- WHAT YOU HAVE TO DO -
Copy out each line containing "legend" from the entries below.

- AVAILABLE DATA -
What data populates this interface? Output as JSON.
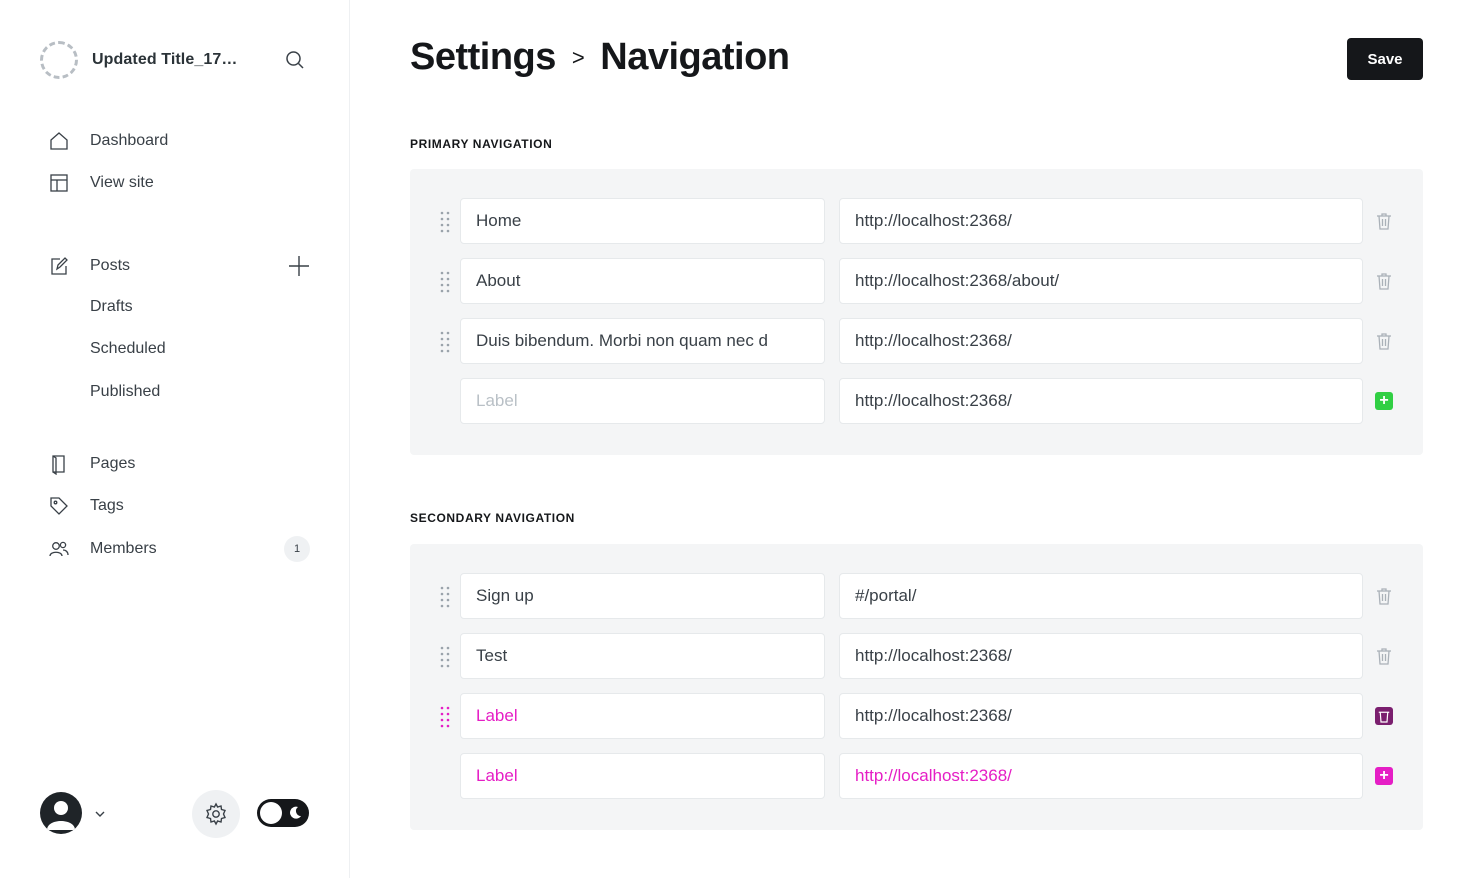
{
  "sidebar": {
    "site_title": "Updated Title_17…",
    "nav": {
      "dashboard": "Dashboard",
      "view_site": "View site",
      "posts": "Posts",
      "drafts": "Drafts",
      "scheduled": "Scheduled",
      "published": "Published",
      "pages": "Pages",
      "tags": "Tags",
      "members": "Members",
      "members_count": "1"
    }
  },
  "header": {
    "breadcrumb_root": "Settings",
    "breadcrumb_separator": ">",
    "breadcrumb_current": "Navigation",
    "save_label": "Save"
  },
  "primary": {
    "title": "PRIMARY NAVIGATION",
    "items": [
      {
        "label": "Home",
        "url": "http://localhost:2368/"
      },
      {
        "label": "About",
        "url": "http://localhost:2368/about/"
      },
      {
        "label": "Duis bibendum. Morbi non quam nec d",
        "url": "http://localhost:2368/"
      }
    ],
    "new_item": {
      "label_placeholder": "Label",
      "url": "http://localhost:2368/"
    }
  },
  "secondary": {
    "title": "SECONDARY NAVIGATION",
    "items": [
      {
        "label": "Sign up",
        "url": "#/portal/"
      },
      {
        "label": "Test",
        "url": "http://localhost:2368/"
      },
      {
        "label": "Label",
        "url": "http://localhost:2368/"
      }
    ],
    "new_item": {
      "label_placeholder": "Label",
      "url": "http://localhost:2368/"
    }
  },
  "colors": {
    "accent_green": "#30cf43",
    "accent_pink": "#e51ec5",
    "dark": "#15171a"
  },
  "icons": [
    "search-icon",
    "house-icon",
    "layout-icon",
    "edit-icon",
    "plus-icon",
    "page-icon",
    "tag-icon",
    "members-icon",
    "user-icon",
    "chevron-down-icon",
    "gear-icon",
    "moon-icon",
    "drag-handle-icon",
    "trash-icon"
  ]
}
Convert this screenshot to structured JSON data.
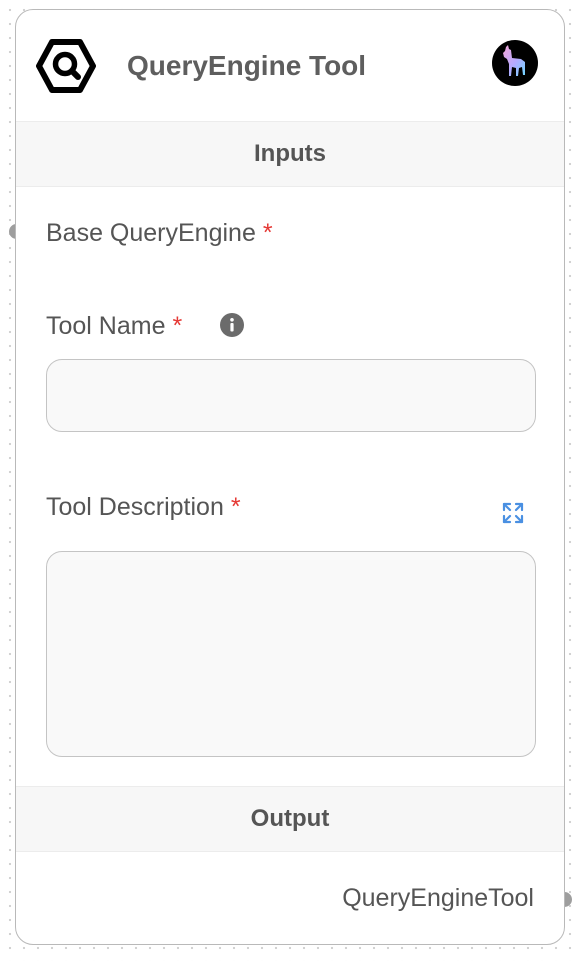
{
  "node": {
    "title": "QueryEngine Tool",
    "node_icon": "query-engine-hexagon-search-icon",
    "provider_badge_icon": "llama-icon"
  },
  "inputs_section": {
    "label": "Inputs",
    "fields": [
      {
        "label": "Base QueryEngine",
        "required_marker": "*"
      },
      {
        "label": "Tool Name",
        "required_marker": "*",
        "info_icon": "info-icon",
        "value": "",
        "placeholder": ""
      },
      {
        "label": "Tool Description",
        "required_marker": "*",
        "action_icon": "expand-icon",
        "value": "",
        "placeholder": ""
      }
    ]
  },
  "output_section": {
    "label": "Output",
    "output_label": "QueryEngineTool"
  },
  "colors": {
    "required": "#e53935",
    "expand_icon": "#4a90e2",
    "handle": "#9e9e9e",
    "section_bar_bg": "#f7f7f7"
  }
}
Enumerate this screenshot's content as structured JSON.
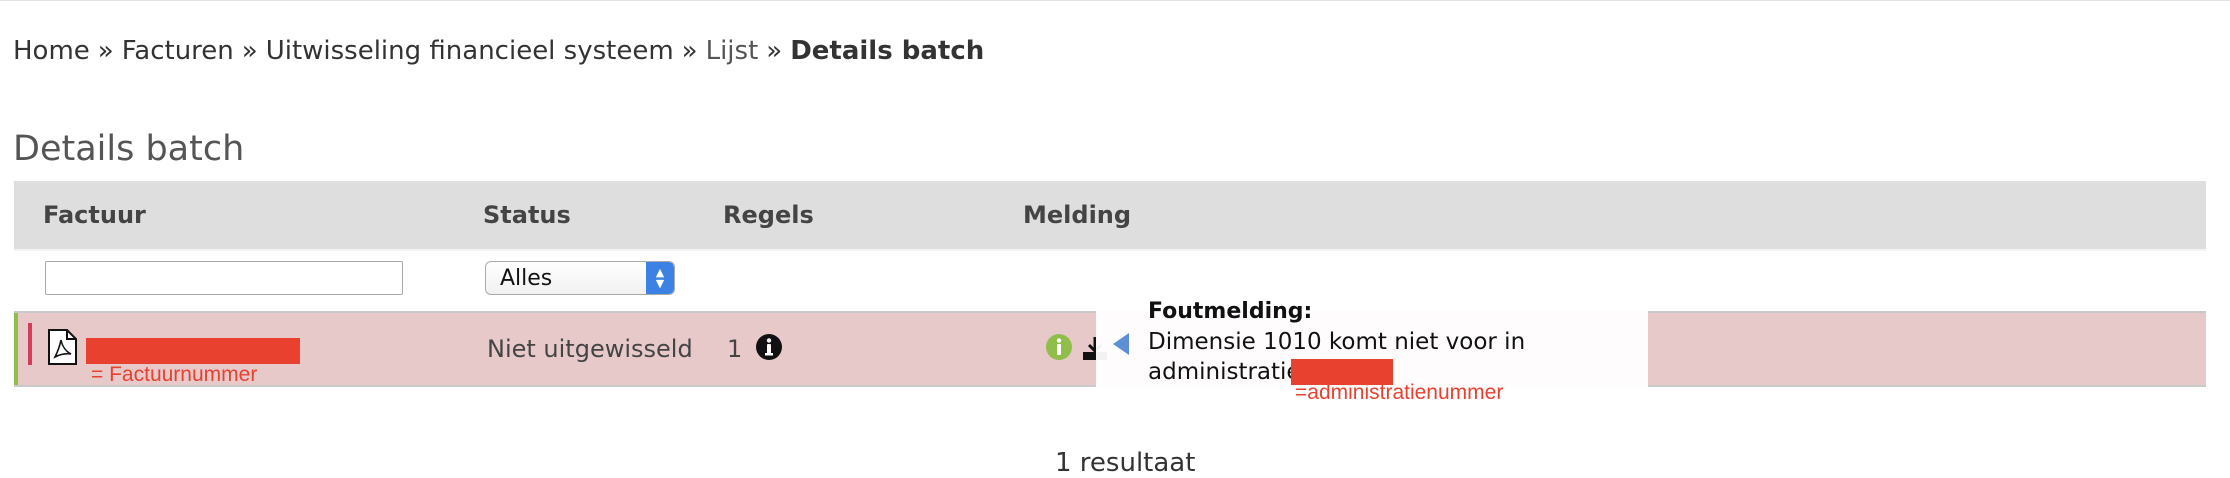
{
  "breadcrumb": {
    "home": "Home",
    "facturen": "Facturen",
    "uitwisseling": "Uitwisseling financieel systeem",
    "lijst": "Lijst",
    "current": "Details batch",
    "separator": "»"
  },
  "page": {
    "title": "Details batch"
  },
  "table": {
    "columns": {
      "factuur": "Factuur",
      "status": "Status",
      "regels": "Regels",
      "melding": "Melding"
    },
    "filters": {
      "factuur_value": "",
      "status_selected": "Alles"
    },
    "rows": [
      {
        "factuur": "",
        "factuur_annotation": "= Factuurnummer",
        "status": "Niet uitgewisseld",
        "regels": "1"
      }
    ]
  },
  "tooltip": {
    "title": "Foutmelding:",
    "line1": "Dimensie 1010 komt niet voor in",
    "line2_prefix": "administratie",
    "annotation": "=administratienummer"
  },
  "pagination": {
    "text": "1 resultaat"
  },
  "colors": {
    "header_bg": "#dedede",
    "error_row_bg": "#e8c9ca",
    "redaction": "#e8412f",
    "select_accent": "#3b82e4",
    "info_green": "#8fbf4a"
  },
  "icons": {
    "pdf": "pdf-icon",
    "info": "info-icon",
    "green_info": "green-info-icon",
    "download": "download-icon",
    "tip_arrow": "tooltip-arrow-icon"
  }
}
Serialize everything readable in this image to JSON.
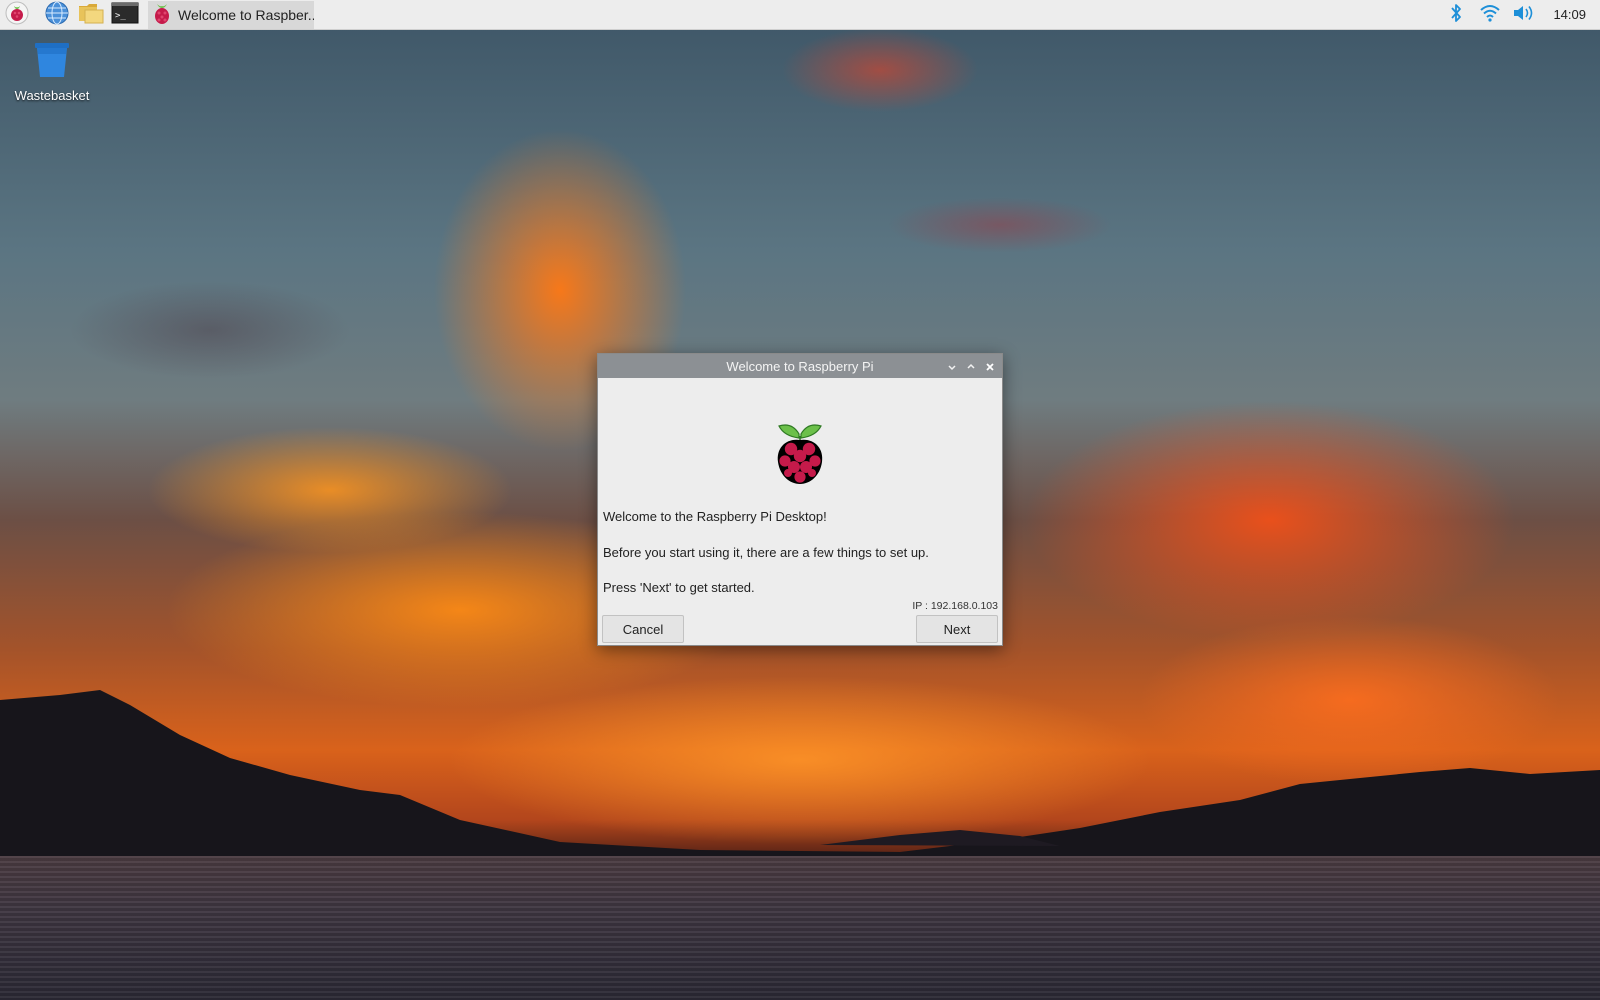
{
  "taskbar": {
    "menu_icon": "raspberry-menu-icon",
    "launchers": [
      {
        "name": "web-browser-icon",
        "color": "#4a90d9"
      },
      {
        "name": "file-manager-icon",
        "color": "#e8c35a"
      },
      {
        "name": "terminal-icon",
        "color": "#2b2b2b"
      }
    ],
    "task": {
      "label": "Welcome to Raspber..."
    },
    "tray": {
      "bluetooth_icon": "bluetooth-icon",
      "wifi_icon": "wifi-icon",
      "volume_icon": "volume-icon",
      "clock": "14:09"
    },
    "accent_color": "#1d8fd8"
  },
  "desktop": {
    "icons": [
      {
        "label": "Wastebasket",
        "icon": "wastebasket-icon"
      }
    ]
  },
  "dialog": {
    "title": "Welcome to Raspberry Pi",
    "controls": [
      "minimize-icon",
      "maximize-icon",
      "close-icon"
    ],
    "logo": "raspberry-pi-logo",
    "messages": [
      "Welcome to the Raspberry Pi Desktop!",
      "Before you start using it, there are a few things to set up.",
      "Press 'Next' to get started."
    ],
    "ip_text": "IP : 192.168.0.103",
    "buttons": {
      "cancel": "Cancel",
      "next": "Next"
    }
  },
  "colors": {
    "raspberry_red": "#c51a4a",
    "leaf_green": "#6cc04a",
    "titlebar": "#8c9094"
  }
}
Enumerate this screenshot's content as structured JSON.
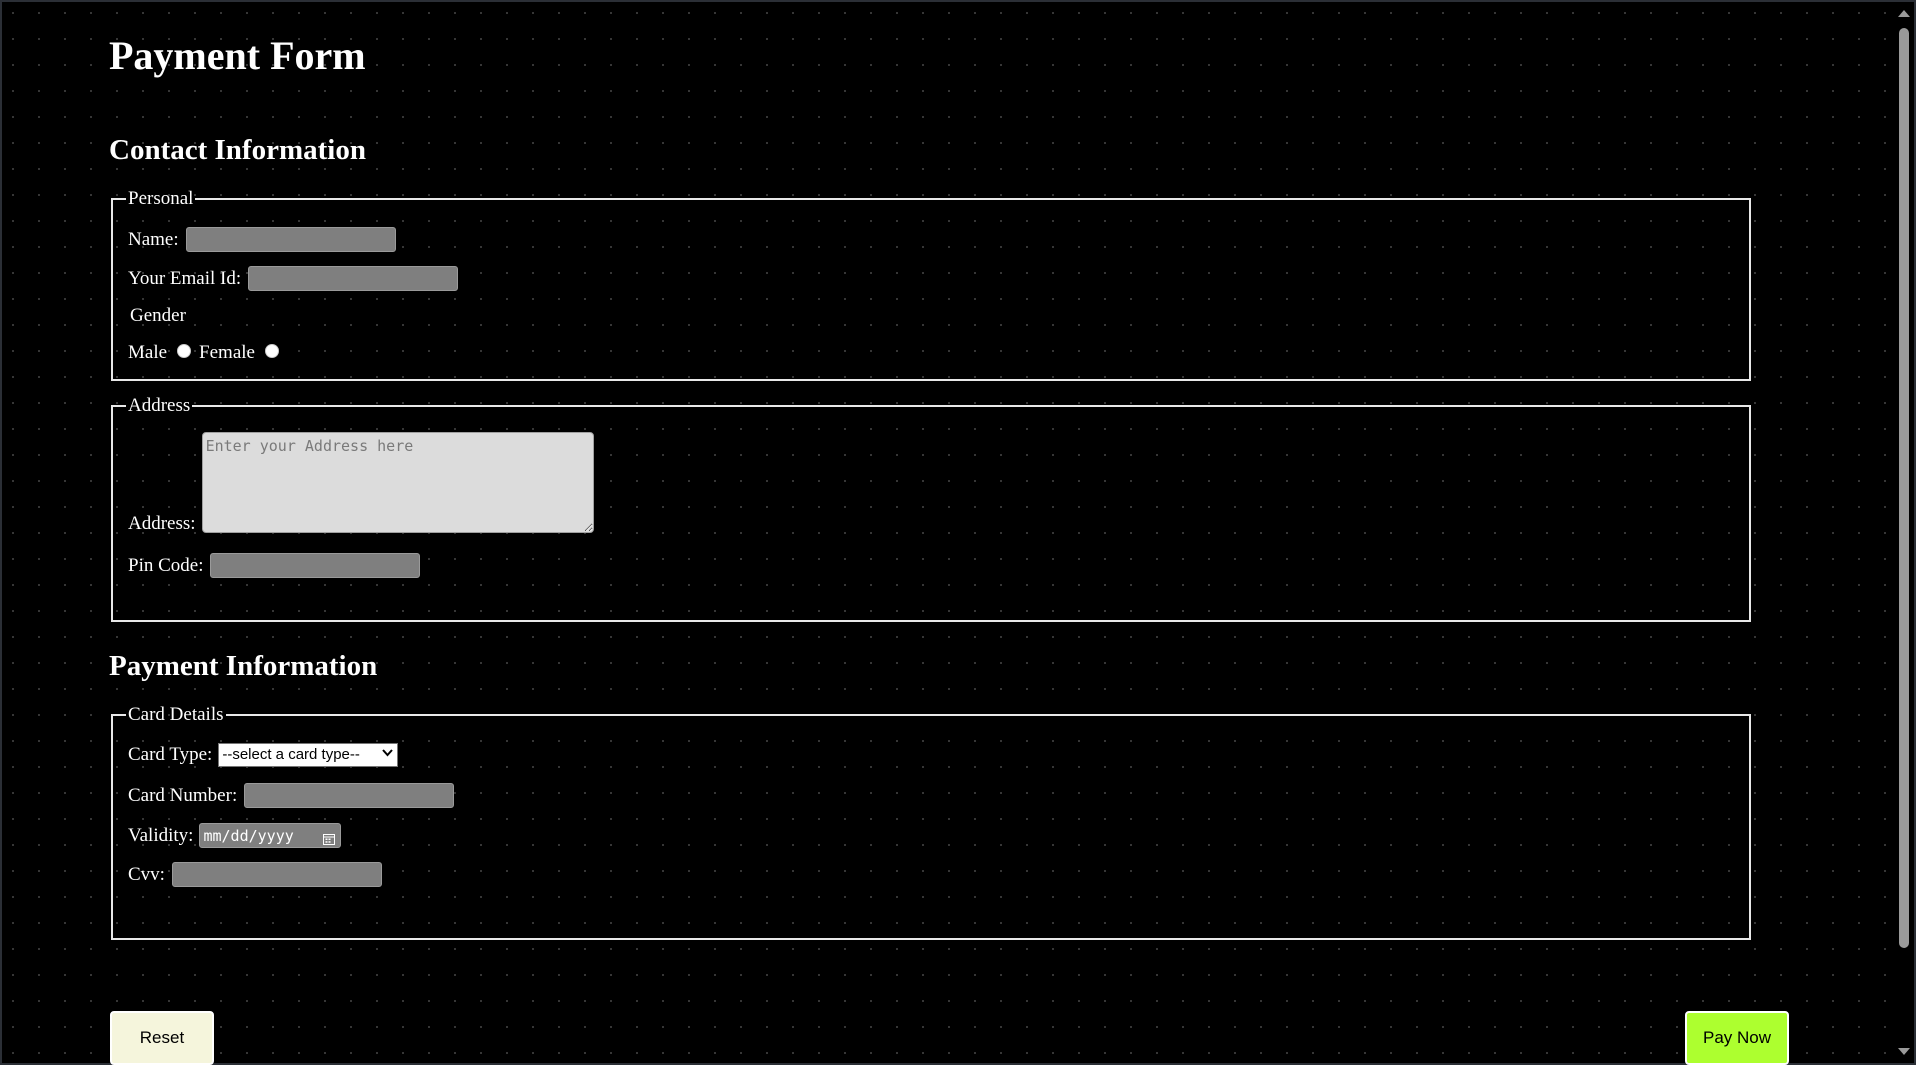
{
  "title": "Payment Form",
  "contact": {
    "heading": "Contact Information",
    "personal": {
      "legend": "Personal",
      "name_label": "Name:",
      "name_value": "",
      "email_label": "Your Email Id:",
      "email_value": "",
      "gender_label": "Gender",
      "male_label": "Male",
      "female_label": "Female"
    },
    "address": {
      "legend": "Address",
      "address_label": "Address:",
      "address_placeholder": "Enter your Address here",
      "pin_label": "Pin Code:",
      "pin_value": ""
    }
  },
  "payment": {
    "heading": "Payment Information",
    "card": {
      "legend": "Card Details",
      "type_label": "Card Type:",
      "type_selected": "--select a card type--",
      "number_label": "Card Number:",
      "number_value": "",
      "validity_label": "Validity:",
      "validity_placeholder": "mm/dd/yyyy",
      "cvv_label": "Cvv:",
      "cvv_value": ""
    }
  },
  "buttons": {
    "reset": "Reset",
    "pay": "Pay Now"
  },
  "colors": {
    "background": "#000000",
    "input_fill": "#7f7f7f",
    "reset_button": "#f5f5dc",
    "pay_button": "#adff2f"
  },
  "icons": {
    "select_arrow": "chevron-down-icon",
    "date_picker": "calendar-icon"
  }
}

- ANSWER TO THIS TASK -
      "legend": "Personal",
      "legend": "Address",
      "legend": "Card Details",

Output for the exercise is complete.